**Records for this exercise**
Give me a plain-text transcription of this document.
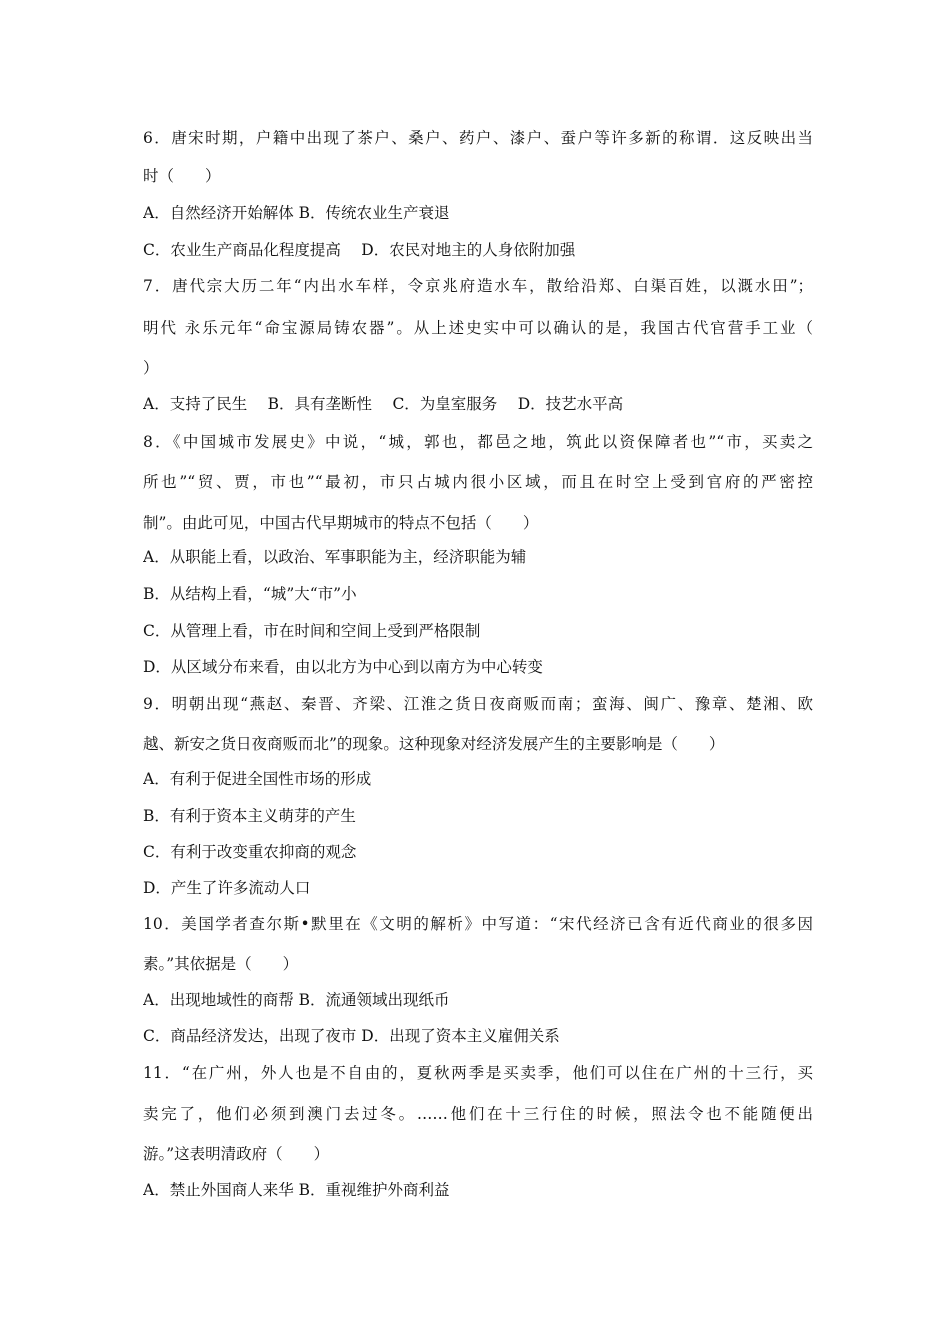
6．唐宋时期，户籍中出现了茶户、桑户、药户、漆户、蚕户等许多新的称谓．这反映出当
时（　　）
A．自然经济开始解体 B．传统农业生产衰退
C．农业生产商品化程度提高　 D．农民对地主的人身依附加强
7．唐代宗大历二年“内出水车样，令京兆府造水车，散给沿郑、白渠百姓，以溉水田”；
明代 永乐元年“命宝源局铸农器”。从上述史实中可以确认的是，我国古代官营手工业（
）
A．支持了民生　 B．具有垄断性　 C．为皇室服务　 D．技艺水平高
8．《中国城市发展史》中说，“城，郭也，都邑之地，筑此以资保障者也”“市，买卖之
所也”“贸、贾，市也”“最初，市只占城内很小区域，而且在时空上受到官府的严密控
制”。由此可见，中国古代早期城市的特点不包括（　　）
A．从职能上看，以政治、军事职能为主，经济职能为辅
B．从结构上看，“城”大“市”小
C．从管理上看，市在时间和空间上受到严格限制
D．从区域分布来看，由以北方为中心到以南方为中心转变
9．明朝出现“燕赵、秦晋、齐梁、江淮之货日夜商贩而南；蛮海、闽广、豫章、楚湘、欧
越、新安之货日夜商贩而北”的现象。这种现象对经济发展产生的主要影响是（　　）
A．有利于促进全国性市场的形成
B．有利于资本主义萌芽的产生
C．有利于改变重农抑商的观念
D．产生了许多流动人口
10．美国学者查尔斯•默里在《文明的解析》中写道：“宋代经济已含有近代商业的很多因
素。”其依据是（　　）
A．出现地域性的商帮 B．流通领域出现纸币
C．商品经济发达，出现了夜市 D．出现了资本主义雇佣关系
11．“在广州，外人也是不自由的，夏秋两季是买卖季，他们可以住在广州的十三行，买
卖完了，他们必须到澳门去过冬。……他们在十三行住的时候，照法令也不能随便出
游。”这表明清政府（　　）
A．禁止外国商人来华 B．重视维护外商利益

**Instructions to follow**
Set each line of the records down exactly, leaving every picture out.

**Solution for this exercise**
Give me a plain-text transcription of this document.
6．唐宋时期，户籍中出现了茶户、桑户、药户、漆户、蚕户等许多新的称谓．这反映出当
时（　　）
A．自然经济开始解体 B．传统农业生产衰退
C．农业生产商品化程度提高　 D．农民对地主的人身依附加强
7．唐代宗大历二年“内出水车样，令京兆府造水车，散给沿郑、白渠百姓，以溉水田”；
明代 永乐元年“命宝源局铸农器”。从上述史实中可以确认的是，我国古代官营手工业（
）
A．支持了民生　 B．具有垄断性　 C．为皇室服务　 D．技艺水平高
8．《中国城市发展史》中说，“城，郭也，都邑之地，筑此以资保障者也”“市，买卖之
所也”“贸、贾，市也”“最初，市只占城内很小区域，而且在时空上受到官府的严密控
制”。由此可见，中国古代早期城市的特点不包括（　　）
A．从职能上看，以政治、军事职能为主，经济职能为辅
B．从结构上看，“城”大“市”小
C．从管理上看，市在时间和空间上受到严格限制
D．从区域分布来看，由以北方为中心到以南方为中心转变
9．明朝出现“燕赵、秦晋、齐梁、江淮之货日夜商贩而南；蛮海、闽广、豫章、楚湘、欧
越、新安之货日夜商贩而北”的现象。这种现象对经济发展产生的主要影响是（　　）
A．有利于促进全国性市场的形成
B．有利于资本主义萌芽的产生
C．有利于改变重农抑商的观念
D．产生了许多流动人口
10．美国学者查尔斯•默里在《文明的解析》中写道：“宋代经济已含有近代商业的很多因
素。”其依据是（　　）
A．出现地域性的商帮 B．流通领域出现纸币
C．商品经济发达，出现了夜市 D．出现了资本主义雇佣关系
11．“在广州，外人也是不自由的，夏秋两季是买卖季，他们可以住在广州的十三行，买
卖完了，他们必须到澳门去过冬。……他们在十三行住的时候，照法令也不能随便出
游。”这表明清政府（　　）
A．禁止外国商人来华 B．重视维护外商利益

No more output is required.